- _TASK REQUIREMENTS_:
Check each line for the string "screenshot" and give only the count of lines that have it.

-------- RECORDS PROVIDED

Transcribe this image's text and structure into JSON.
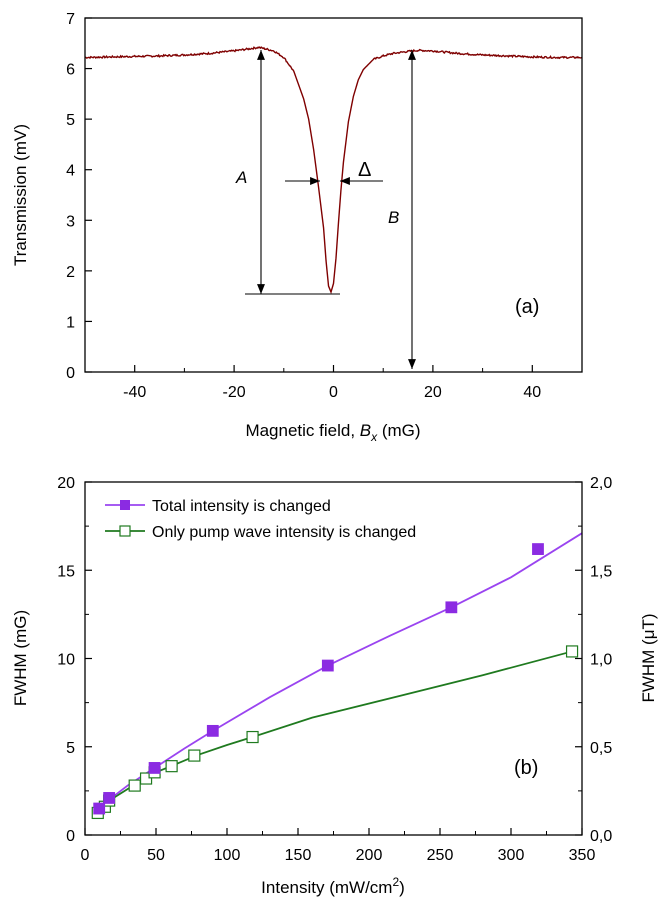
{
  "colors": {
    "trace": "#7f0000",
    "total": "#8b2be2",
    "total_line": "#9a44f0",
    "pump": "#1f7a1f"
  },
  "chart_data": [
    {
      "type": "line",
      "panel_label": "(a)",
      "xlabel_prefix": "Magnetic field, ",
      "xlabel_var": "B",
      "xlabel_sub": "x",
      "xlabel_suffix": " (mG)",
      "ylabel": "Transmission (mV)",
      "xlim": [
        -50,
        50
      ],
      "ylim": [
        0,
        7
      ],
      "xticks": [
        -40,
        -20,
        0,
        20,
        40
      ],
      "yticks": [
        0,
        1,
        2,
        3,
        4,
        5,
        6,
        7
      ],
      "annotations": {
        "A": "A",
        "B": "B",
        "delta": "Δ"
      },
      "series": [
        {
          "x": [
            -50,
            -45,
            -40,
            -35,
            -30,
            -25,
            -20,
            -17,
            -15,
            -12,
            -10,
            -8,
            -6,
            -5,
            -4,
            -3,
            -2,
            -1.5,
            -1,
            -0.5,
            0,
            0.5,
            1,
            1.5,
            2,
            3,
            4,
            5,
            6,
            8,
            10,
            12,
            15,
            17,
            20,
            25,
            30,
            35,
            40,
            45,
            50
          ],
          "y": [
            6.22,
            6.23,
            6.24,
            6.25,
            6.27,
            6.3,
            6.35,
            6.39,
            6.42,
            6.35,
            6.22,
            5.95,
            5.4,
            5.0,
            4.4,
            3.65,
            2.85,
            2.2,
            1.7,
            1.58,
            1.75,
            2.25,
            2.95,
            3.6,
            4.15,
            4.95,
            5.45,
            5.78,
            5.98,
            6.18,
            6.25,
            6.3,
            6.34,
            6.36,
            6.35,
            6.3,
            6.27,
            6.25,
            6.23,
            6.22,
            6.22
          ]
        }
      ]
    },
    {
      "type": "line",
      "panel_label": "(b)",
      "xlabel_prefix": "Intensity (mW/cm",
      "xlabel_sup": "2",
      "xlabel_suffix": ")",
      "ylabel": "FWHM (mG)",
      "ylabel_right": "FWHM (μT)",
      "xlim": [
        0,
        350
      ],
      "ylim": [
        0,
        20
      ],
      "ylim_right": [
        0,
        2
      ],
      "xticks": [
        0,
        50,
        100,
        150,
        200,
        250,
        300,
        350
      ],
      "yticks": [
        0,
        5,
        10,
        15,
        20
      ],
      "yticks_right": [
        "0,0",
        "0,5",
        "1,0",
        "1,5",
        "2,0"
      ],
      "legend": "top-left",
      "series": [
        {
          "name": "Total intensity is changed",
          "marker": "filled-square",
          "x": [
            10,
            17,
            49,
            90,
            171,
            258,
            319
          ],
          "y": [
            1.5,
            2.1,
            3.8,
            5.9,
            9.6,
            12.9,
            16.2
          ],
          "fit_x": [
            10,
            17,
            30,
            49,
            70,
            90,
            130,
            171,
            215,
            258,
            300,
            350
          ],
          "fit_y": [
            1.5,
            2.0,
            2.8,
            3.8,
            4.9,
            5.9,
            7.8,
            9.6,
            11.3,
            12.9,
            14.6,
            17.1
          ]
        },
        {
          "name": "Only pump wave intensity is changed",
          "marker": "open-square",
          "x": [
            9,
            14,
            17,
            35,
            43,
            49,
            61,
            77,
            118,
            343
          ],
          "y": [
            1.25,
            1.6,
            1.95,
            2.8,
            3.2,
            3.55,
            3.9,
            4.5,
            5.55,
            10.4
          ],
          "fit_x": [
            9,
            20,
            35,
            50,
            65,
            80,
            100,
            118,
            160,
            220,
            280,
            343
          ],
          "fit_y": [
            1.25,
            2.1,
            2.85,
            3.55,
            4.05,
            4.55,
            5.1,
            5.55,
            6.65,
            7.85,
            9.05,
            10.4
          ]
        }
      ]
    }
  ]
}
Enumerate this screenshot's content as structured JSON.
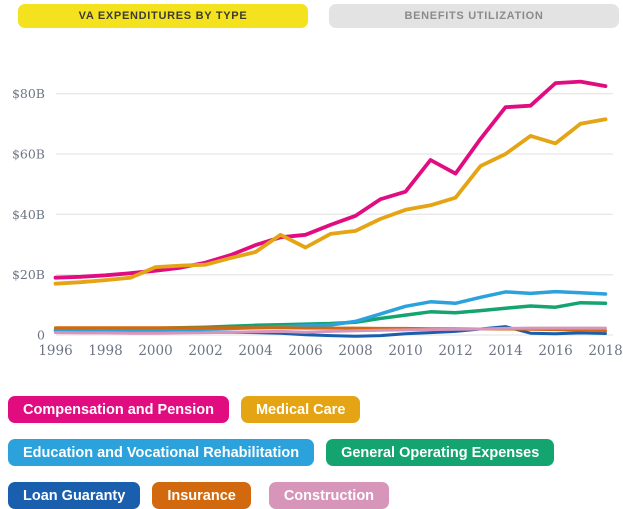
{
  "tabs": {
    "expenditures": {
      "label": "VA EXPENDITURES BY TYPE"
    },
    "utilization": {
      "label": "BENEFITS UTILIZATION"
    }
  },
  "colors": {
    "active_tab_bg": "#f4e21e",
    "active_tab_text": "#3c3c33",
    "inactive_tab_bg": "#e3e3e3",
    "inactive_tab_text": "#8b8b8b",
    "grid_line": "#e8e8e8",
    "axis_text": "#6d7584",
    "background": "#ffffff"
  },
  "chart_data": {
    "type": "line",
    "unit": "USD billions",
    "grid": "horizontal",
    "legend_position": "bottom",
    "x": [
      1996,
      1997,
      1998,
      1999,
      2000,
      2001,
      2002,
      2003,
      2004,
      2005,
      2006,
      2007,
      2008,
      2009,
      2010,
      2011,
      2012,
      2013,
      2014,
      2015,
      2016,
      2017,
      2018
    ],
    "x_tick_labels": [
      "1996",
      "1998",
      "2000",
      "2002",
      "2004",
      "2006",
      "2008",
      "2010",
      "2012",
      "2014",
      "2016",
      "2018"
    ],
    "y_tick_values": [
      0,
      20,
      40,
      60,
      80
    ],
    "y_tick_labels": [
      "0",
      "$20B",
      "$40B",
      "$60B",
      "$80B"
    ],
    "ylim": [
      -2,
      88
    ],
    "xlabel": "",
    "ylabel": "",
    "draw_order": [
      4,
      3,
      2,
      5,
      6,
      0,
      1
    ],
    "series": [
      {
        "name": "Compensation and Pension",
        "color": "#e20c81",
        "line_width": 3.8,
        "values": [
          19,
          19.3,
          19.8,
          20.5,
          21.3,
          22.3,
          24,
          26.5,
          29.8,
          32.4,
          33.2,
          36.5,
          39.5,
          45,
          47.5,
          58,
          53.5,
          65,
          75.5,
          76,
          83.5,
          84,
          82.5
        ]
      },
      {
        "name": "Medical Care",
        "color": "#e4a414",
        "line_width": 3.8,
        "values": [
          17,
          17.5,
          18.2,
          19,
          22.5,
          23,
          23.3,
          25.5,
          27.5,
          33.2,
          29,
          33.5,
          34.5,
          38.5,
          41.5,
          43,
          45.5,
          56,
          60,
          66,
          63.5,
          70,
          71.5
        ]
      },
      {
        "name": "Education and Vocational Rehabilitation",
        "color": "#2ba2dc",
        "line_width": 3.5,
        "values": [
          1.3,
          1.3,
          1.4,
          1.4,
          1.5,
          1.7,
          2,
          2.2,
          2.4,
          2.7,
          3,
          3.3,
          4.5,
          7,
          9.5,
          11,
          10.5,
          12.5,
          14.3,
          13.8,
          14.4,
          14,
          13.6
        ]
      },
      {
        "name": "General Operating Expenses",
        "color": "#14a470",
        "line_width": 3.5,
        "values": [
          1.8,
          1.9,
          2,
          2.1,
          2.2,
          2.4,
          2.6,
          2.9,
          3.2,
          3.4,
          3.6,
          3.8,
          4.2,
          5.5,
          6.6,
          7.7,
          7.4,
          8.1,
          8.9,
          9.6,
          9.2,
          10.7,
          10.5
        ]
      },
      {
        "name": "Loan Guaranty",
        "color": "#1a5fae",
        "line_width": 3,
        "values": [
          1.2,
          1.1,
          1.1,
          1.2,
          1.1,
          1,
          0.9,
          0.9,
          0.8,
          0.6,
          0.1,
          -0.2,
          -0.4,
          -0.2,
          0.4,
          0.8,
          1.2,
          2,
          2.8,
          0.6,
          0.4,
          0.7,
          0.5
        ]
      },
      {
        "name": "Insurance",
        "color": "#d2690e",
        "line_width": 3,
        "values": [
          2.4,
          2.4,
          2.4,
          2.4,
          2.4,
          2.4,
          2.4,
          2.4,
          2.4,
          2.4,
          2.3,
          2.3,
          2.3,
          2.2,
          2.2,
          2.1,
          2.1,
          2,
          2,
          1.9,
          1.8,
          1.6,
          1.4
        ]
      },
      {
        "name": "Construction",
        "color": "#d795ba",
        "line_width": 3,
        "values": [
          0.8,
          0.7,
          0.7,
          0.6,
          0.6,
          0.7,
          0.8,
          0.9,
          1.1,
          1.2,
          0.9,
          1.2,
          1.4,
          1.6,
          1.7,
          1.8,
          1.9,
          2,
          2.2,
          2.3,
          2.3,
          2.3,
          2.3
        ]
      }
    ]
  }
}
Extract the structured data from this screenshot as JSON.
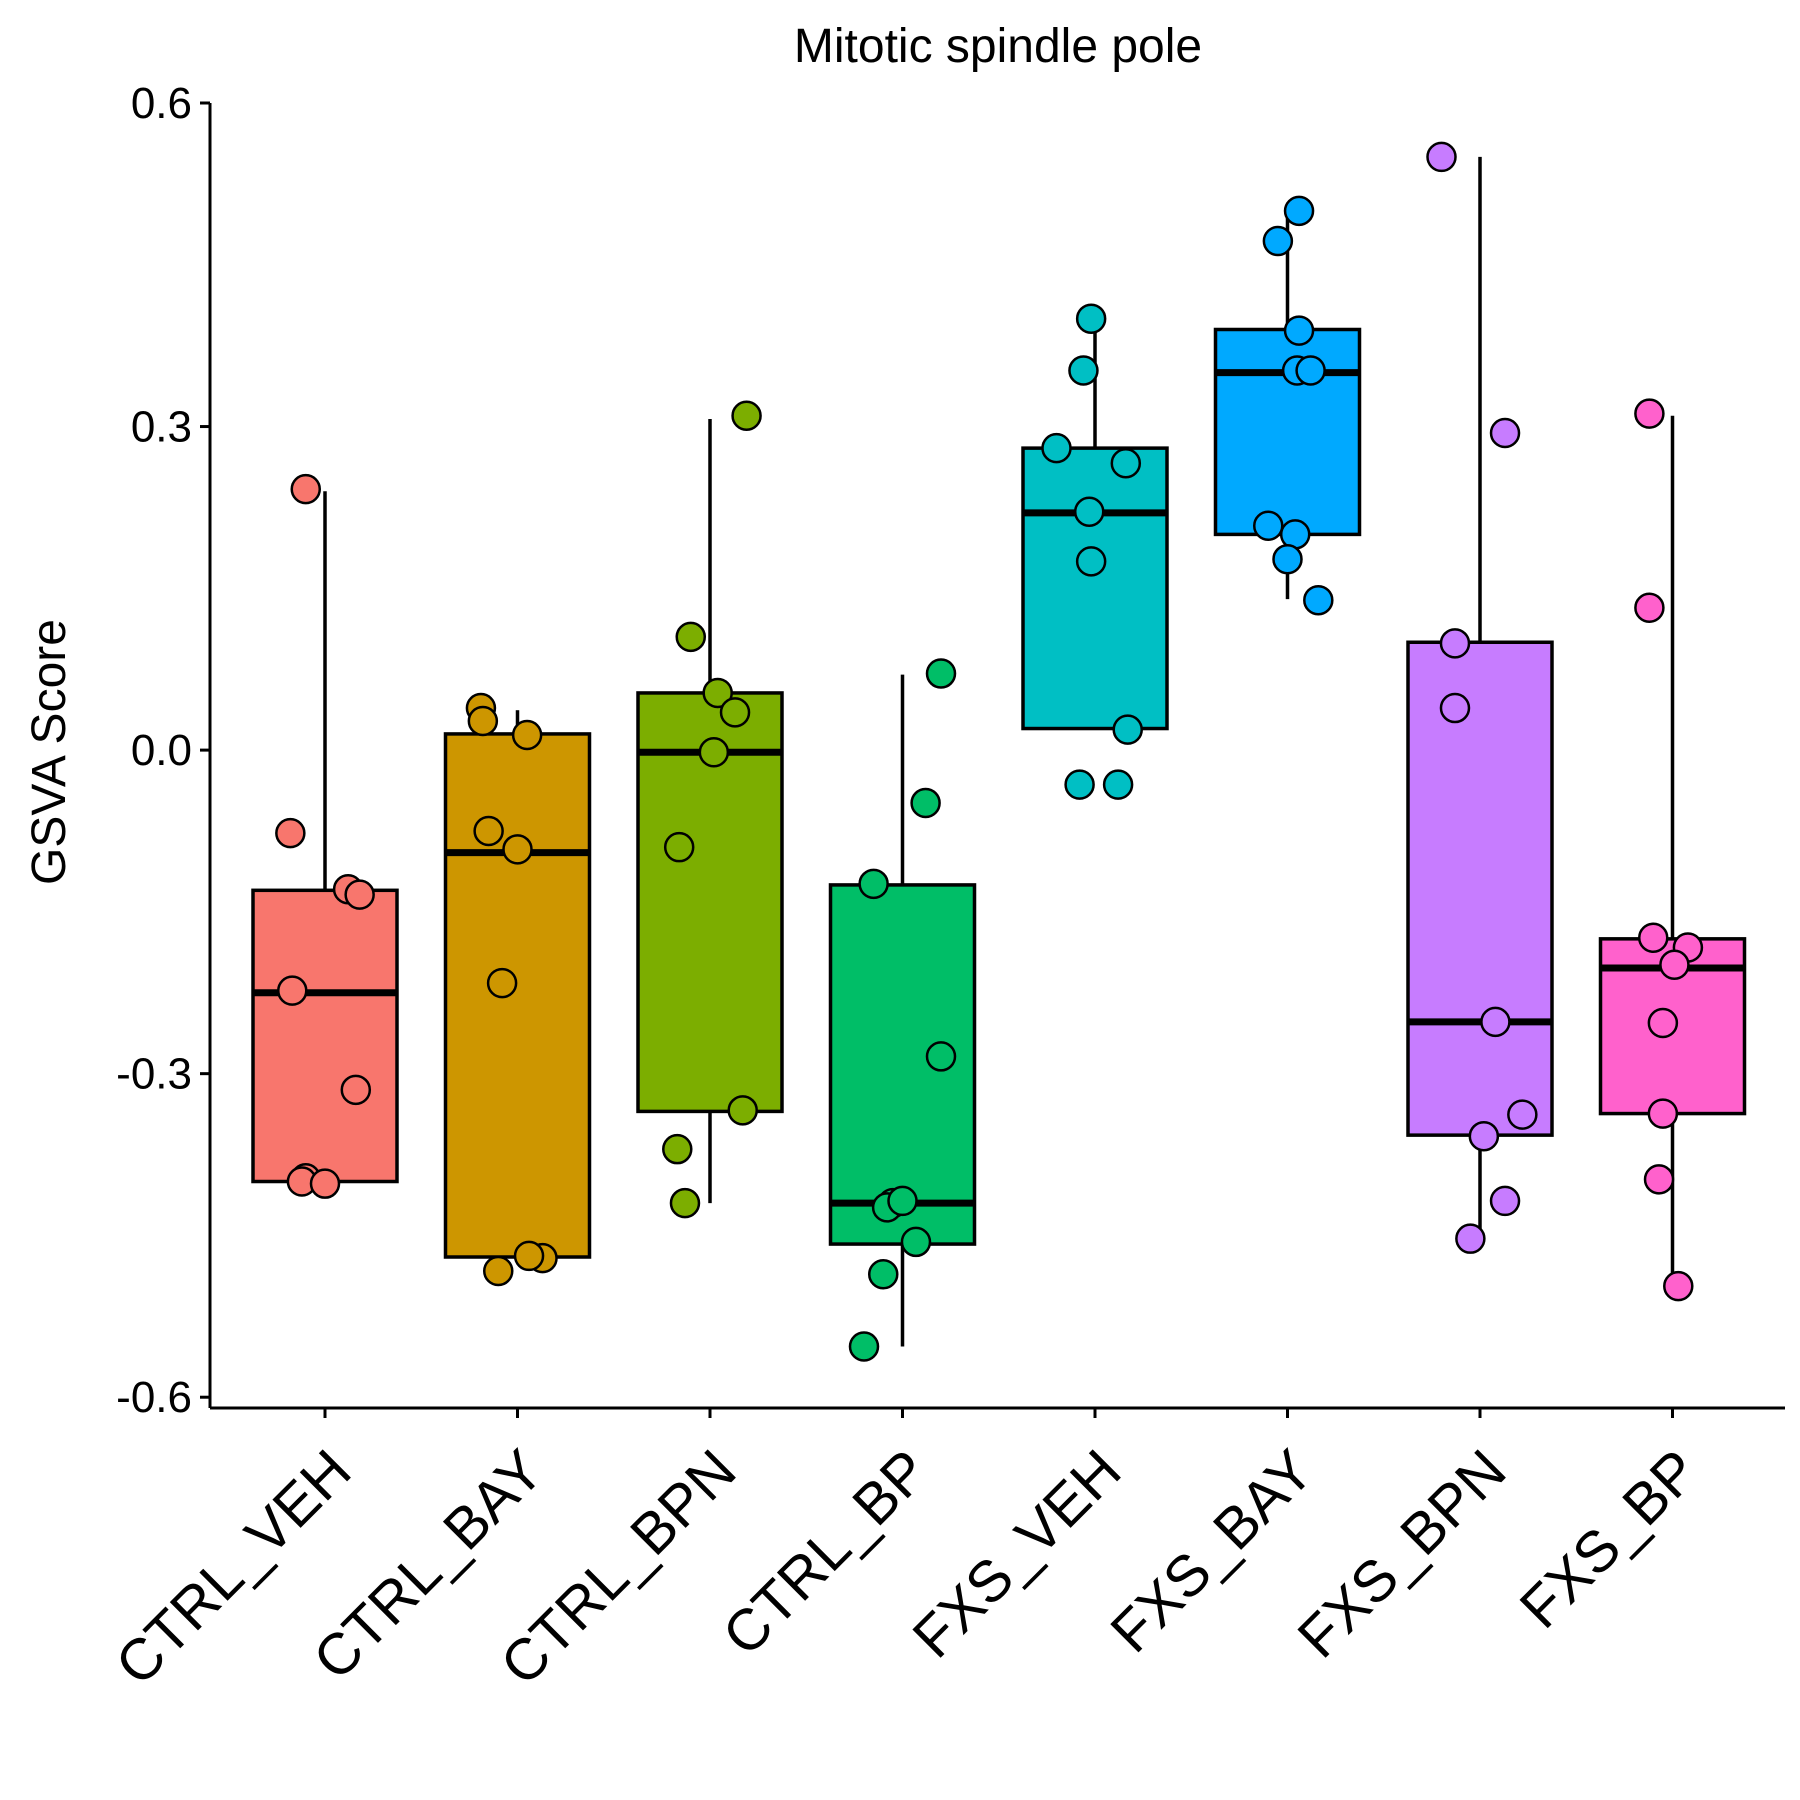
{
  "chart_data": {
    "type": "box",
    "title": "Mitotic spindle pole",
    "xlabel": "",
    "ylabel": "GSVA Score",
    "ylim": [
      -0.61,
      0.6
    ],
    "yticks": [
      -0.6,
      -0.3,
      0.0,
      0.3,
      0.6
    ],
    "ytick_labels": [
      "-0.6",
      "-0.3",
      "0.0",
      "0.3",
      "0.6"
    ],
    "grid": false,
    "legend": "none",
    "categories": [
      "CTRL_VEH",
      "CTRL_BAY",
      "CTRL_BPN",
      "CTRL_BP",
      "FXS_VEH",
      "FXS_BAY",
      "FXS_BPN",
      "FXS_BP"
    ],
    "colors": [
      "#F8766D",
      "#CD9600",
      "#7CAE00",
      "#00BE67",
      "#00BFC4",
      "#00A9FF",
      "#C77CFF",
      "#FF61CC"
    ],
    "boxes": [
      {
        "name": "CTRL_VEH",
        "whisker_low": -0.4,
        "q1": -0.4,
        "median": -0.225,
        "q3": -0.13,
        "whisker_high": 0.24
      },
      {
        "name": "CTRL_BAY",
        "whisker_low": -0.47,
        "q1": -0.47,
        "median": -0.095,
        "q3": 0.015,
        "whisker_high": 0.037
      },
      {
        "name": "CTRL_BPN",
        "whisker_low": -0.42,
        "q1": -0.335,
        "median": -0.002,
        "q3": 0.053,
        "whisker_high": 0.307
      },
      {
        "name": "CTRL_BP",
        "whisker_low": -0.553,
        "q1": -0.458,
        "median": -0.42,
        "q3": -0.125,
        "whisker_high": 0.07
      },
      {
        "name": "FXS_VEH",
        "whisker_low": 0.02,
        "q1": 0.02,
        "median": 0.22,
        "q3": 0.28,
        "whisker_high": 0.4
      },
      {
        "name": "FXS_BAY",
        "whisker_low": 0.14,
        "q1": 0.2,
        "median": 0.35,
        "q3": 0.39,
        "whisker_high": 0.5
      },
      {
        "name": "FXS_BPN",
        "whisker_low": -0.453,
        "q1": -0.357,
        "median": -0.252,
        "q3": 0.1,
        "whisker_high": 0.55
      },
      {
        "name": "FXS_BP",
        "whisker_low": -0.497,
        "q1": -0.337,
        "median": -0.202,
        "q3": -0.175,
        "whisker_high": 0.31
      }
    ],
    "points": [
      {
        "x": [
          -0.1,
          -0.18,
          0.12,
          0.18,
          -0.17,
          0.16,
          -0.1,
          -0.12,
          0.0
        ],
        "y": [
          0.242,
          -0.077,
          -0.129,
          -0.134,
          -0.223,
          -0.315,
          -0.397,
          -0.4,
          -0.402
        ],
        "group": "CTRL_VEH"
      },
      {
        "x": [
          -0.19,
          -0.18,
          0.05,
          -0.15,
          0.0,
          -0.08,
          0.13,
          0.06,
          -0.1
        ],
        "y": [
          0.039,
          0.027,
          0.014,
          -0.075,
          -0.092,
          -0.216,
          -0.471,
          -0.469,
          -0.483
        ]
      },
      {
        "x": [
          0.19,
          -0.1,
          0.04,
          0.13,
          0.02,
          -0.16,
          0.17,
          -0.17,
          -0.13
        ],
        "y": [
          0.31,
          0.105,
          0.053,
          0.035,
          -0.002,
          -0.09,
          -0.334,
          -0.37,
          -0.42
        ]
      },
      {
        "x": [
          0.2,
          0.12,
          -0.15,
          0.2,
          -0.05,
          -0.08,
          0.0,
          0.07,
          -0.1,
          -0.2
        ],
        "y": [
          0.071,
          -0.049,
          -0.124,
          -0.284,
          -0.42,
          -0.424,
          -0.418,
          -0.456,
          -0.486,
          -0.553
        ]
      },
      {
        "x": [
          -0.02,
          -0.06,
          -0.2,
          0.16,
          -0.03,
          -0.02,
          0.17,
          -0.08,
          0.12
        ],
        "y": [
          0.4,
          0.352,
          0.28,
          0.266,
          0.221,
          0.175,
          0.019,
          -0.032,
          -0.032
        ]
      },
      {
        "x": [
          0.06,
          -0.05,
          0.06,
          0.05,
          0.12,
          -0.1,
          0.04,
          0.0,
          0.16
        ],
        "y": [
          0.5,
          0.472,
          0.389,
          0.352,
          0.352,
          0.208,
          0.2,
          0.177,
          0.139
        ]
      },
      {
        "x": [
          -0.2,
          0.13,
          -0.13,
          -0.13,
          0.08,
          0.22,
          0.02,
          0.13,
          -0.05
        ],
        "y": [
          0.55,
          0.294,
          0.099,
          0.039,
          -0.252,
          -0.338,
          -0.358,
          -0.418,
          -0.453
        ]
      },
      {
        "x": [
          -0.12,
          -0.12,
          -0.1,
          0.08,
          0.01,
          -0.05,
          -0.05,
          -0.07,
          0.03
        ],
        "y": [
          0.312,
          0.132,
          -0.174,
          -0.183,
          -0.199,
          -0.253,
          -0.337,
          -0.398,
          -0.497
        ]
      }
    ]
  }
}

----------------

- _TASK SOLUTION_:
2